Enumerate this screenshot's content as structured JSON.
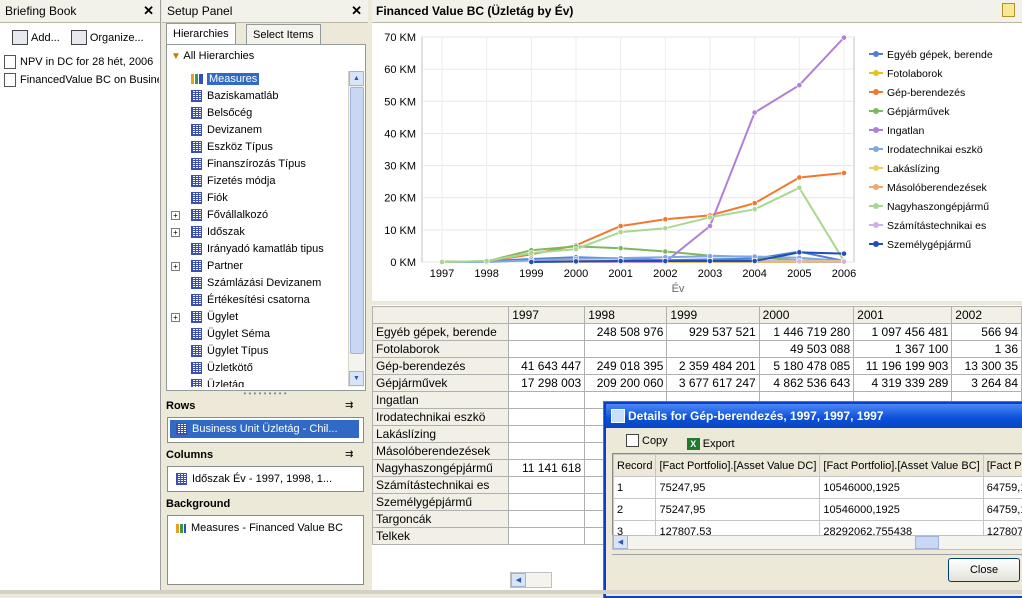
{
  "briefing_book": {
    "title": "Briefing Book",
    "add_label": "Add...",
    "organize_label": "Organize...",
    "items": [
      "NPV in DC for 28 hét, 2006",
      "FinancedValue BC on Busine"
    ]
  },
  "setup_panel": {
    "title": "Setup Panel",
    "tabs": [
      "Hierarchies",
      "Select Items"
    ],
    "all_hierarchies": "All Hierarchies",
    "tree": [
      "Measures",
      "Baziskamatláb",
      "Belsőcég",
      "Devizanem",
      "Eszköz Típus",
      "Finanszírozás Típus",
      "Fizetés módja",
      "Fiók",
      "Fővállalkozó",
      "Időszak",
      "Irányadó kamatláb tipus",
      "Partner",
      "Számlázási Devizanem",
      "Értékesítési csatorna",
      "Ügylet",
      "Ügylet Séma",
      "Ügylet Típus",
      "Üzletkötő",
      "Üzletág"
    ],
    "rows_label": "Rows",
    "rows_value": "Business Unit Üzletág - Chil...",
    "columns_label": "Columns",
    "columns_value": "Időszak Év - 1997, 1998, 1...",
    "background_label": "Background",
    "background_value": "Measures - Financed Value BC"
  },
  "main": {
    "title": "Financed Value BC (Üzletág by Év)"
  },
  "chart_data": {
    "type": "line",
    "title": "",
    "xlabel": "Év",
    "ylabel": "",
    "x": [
      "1997",
      "1998",
      "1999",
      "2000",
      "2001",
      "2002",
      "2003",
      "2004",
      "2005",
      "2006"
    ],
    "ylim": [
      0,
      70
    ],
    "y_ticks": [
      "0 KM",
      "10 KM",
      "20 KM",
      "30 KM",
      "40 KM",
      "50 KM",
      "60 KM",
      "70 KM"
    ],
    "grid": true,
    "legend_position": "right",
    "series": [
      {
        "name": "Egyéb gépek, berende",
        "color": "#4f7fd8",
        "values": [
          0,
          0.25,
          0.93,
          1.45,
          1.1,
          0.57,
          0.8,
          1.0,
          3.2,
          0.3
        ]
      },
      {
        "name": "Fotolaborok",
        "color": "#e8c020",
        "values": [
          null,
          null,
          null,
          0.05,
          0,
          0.01,
          0.01,
          0.01,
          0.01,
          0.01
        ]
      },
      {
        "name": "Gép-berendezés",
        "color": "#f07830",
        "values": [
          0.04,
          0.25,
          2.36,
          5.18,
          11.2,
          13.3,
          14.5,
          18.3,
          26.3,
          27.7
        ]
      },
      {
        "name": "Gépjárművek",
        "color": "#80b860",
        "values": [
          0.02,
          0.21,
          3.68,
          4.86,
          4.3,
          3.26,
          2.0,
          1.5,
          0.5,
          0.2
        ]
      },
      {
        "name": "Ingatlan",
        "color": "#b080d8",
        "values": [
          null,
          null,
          null,
          0,
          0,
          0,
          11.2,
          46.5,
          55.0,
          69.8
        ]
      },
      {
        "name": "Irodatechnikai eszkö",
        "color": "#80a8e0",
        "values": [
          0,
          0,
          0.5,
          1.0,
          1.2,
          1.5,
          1.8,
          1.7,
          1.3,
          0.3
        ]
      },
      {
        "name": "Lakáslízing",
        "color": "#e8d060",
        "values": [
          null,
          null,
          0,
          0,
          0.2,
          0.3,
          0.3,
          0.3,
          0.3,
          0.3
        ]
      },
      {
        "name": "Másolóberendezések",
        "color": "#f0a870",
        "values": [
          null,
          null,
          0,
          0.3,
          0.4,
          0.3,
          0.3,
          0.2,
          0.2,
          0.1
        ]
      },
      {
        "name": "Nagyhaszongépjármű",
        "color": "#a8d890",
        "values": [
          0.01,
          0.3,
          2.8,
          4.0,
          9.3,
          10.5,
          13.9,
          16.4,
          23.1,
          0.3
        ]
      },
      {
        "name": "Számítástechnikai es",
        "color": "#d0b0e8",
        "values": [
          null,
          null,
          0,
          0.1,
          0.2,
          0.2,
          0.2,
          0.2,
          0.2,
          0.1
        ]
      },
      {
        "name": "Személygépjármű",
        "color": "#1f4fb8",
        "values": [
          null,
          null,
          0,
          0.2,
          0.3,
          0.3,
          0.3,
          0.3,
          3.0,
          2.6
        ]
      }
    ]
  },
  "table": {
    "columns": [
      "1997",
      "1998",
      "1999",
      "2000",
      "2001",
      "2002"
    ],
    "rows": [
      {
        "label": "Egyéb gépek, berende",
        "values": [
          "",
          "248 508 976",
          "929 537 521",
          "1 446 719 280",
          "1 097 456 481",
          "566 94"
        ]
      },
      {
        "label": "Fotolaborok",
        "values": [
          "",
          "",
          "",
          "49 503 088",
          "1 367 100",
          "1 36"
        ]
      },
      {
        "label": "Gép-berendezés",
        "values": [
          "41 643 447",
          "249 018 395",
          "2 359 484 201",
          "5 180 478 085",
          "11 196 199 903",
          "13 300 35"
        ]
      },
      {
        "label": "Gépjárművek",
        "values": [
          "17 298 003",
          "209 200 060",
          "3 677 617 247",
          "4 862 536 643",
          "4 319 339 289",
          "3 264 84"
        ]
      },
      {
        "label": "Ingatlan",
        "values": [
          "",
          "",
          "",
          "",
          "",
          ""
        ]
      },
      {
        "label": "Irodatechnikai eszkö",
        "values": [
          "",
          "",
          "",
          "",
          "",
          ""
        ]
      },
      {
        "label": "Lakáslízing",
        "values": [
          "",
          "",
          "",
          "",
          "",
          ""
        ]
      },
      {
        "label": "Másolóberendezések",
        "values": [
          "",
          "",
          "",
          "",
          "",
          ""
        ]
      },
      {
        "label": "Nagyhaszongépjármű",
        "values": [
          "11 141 618",
          "",
          "",
          "",
          "",
          ""
        ]
      },
      {
        "label": "Számítástechnikai es",
        "values": [
          "",
          "",
          "",
          "",
          "",
          ""
        ]
      },
      {
        "label": "Személygépjármű",
        "values": [
          "",
          "",
          "",
          "",
          "",
          ""
        ]
      },
      {
        "label": "Targoncák",
        "values": [
          "",
          "",
          "",
          "",
          "",
          ""
        ]
      },
      {
        "label": "Telkek",
        "values": [
          "",
          "",
          "",
          "",
          "",
          ""
        ]
      }
    ]
  },
  "dialog": {
    "title": "Details for Gép-berendezés, 1997, 1997, 1997",
    "copy_label": "Copy",
    "export_label": "Export",
    "columns": [
      "Record",
      "[Fact Portfolio].[Asset Value DC]",
      "[Fact Portfolio].[Asset Value BC]",
      "[Fact Por"
    ],
    "rows": [
      [
        "1",
        "75247,95",
        "10546000,1925",
        "64759,19"
      ],
      [
        "2",
        "75247,95",
        "10546000,1925",
        "64759,19"
      ],
      [
        "3",
        "127807,53",
        "28292062,755438",
        "127807,5"
      ]
    ],
    "close_label": "Close"
  }
}
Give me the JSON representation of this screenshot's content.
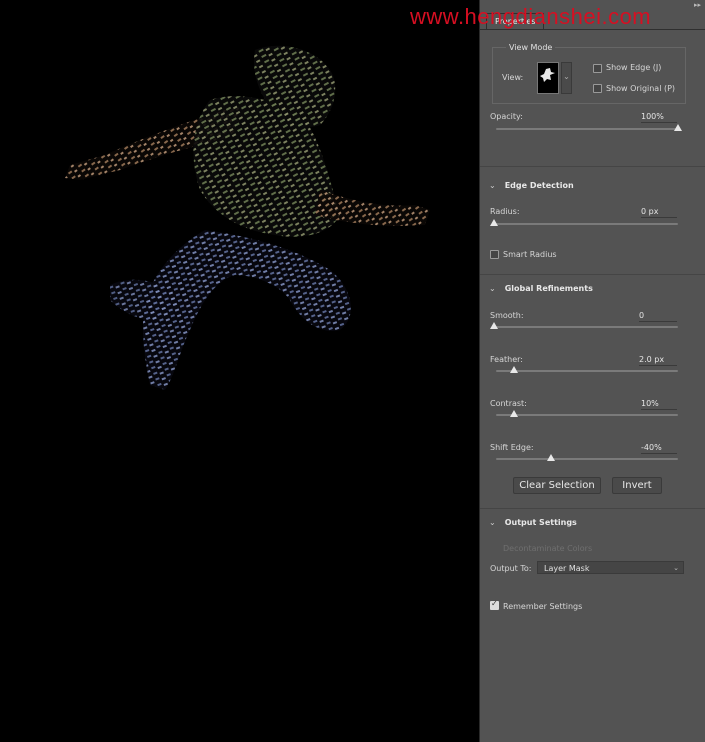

···

• _Your task_: Show all lines in the entries above where the string "content" appears.

• _Problem solution_:
Enumerate this screenshot's content as structured JSON.
Give me the JSON representation of this screenshot's content.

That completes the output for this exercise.